-- begin --

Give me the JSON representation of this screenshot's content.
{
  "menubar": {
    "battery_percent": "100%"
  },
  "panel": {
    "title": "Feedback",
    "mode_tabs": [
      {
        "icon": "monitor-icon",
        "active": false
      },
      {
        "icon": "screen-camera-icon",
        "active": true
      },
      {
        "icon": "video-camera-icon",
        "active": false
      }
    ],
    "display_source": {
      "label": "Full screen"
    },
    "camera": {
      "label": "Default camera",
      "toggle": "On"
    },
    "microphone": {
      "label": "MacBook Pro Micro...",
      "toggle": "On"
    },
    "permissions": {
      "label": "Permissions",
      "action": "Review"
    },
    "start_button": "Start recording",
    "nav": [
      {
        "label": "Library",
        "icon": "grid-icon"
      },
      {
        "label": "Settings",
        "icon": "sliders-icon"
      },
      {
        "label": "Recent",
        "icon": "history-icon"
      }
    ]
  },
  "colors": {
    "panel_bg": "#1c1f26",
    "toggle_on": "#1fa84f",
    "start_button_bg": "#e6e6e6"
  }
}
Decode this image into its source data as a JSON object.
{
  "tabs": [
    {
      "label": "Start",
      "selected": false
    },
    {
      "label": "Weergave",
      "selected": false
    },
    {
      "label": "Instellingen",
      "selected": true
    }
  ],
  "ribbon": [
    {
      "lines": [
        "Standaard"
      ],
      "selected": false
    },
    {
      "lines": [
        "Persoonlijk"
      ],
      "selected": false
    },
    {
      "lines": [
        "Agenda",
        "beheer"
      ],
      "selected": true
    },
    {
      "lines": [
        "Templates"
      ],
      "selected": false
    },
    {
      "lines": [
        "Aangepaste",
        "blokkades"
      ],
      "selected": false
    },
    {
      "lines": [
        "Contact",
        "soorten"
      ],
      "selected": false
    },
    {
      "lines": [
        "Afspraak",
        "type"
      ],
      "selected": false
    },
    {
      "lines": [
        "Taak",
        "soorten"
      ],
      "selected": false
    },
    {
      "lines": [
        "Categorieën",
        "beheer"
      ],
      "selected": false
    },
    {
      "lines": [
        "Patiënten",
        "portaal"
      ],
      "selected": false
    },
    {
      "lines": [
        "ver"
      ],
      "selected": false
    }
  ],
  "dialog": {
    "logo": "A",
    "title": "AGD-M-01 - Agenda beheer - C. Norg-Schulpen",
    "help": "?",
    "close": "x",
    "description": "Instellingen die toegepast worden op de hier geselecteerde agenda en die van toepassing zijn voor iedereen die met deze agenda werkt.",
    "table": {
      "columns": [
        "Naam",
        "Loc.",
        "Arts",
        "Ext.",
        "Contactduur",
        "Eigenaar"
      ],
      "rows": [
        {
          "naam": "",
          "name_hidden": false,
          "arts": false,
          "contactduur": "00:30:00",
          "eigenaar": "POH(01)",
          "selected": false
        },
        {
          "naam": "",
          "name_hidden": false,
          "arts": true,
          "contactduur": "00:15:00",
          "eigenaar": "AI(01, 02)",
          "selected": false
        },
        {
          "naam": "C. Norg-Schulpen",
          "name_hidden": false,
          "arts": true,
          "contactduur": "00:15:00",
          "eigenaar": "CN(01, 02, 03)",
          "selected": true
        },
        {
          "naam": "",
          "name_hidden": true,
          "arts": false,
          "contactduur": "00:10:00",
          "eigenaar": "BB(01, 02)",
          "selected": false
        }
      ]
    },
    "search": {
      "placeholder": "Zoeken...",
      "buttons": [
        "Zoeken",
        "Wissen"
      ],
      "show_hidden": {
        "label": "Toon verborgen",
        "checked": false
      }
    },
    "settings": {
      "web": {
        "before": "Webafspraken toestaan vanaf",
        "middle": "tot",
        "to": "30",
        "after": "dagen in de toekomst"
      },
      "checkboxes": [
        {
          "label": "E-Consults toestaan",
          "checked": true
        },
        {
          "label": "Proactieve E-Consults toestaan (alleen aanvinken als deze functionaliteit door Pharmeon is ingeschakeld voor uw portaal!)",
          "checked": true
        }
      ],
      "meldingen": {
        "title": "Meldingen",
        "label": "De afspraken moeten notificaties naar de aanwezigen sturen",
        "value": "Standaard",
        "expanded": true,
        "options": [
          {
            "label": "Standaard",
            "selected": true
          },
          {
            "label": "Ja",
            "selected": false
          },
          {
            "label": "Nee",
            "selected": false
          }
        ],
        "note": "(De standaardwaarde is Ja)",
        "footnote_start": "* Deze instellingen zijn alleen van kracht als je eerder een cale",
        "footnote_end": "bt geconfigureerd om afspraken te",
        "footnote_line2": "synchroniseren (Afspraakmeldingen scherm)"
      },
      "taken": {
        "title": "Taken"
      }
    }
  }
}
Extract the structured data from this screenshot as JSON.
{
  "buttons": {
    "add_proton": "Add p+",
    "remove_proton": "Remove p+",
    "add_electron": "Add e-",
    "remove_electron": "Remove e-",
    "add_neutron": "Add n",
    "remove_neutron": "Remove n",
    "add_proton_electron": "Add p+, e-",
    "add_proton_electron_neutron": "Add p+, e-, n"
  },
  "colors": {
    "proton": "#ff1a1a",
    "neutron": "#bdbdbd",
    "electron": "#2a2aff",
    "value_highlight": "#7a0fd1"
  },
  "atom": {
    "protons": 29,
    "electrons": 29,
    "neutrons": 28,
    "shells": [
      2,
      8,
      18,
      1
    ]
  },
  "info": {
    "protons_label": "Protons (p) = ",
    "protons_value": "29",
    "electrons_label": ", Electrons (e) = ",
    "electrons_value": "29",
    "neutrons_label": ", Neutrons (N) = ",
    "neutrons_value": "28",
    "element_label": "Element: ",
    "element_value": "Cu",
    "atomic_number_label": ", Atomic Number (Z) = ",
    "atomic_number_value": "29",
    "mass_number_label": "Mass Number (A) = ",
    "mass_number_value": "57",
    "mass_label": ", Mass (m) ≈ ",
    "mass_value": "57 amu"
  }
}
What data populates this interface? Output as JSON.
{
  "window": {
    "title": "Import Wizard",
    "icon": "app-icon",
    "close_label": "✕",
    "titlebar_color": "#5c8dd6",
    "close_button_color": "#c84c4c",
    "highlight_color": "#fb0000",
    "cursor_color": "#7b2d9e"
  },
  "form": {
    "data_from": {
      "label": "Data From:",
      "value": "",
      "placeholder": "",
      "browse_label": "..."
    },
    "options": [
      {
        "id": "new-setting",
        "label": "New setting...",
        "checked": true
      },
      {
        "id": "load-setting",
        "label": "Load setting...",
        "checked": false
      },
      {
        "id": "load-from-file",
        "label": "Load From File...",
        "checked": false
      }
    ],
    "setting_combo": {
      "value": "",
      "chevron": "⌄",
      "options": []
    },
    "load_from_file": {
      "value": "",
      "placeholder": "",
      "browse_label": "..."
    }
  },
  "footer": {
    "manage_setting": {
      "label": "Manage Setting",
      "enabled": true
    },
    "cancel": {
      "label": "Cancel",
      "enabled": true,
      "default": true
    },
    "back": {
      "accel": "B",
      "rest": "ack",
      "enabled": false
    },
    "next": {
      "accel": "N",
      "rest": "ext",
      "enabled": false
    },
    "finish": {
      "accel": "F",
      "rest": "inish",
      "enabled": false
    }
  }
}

-- end --

▶ **AIM**: Repeat, without change, each line of the data above from the one that contains "What data populates" through the final line, counting both.

▶ **TASK ANSWER**:
What data populates this interface? Output as JSON.
{
  "window": {
    "title": "Import Wizard",
    "icon": "app-icon",
    "close_label": "✕",
    "titlebar_color": "#5c8dd6",
    "close_button_color": "#c84c4c",
    "highlight_color": "#fb0000",
    "cursor_color": "#7b2d9e"
  },
  "form": {
    "data_from": {
      "label": "Data From:",
      "value": "",
      "placeholder": "",
      "browse_label": "..."
    },
    "options": [
      {
        "id": "new-setting",
        "label": "New setting...",
        "checked": true
      },
      {
        "id": "load-setting",
        "label": "Load setting...",
        "checked": false
      },
      {
        "id": "load-from-file",
        "label": "Load From File...",
        "checked": false
      }
    ],
    "setting_combo": {
      "value": "",
      "chevron": "⌄",
      "options": []
    },
    "load_from_file": {
      "value": "",
      "placeholder": "",
      "browse_label": "..."
    }
  },
  "footer": {
    "manage_setting": {
      "label": "Manage Setting",
      "enabled": true
    },
    "cancel": {
      "label": "Cancel",
      "enabled": true,
      "default": true
    },
    "back": {
      "accel": "B",
      "rest": "ack",
      "enabled": false
    },
    "next": {
      "accel": "N",
      "rest": "ext",
      "enabled": false
    },
    "finish": {
      "accel": "F",
      "rest": "inish",
      "enabled": false
    }
  }
}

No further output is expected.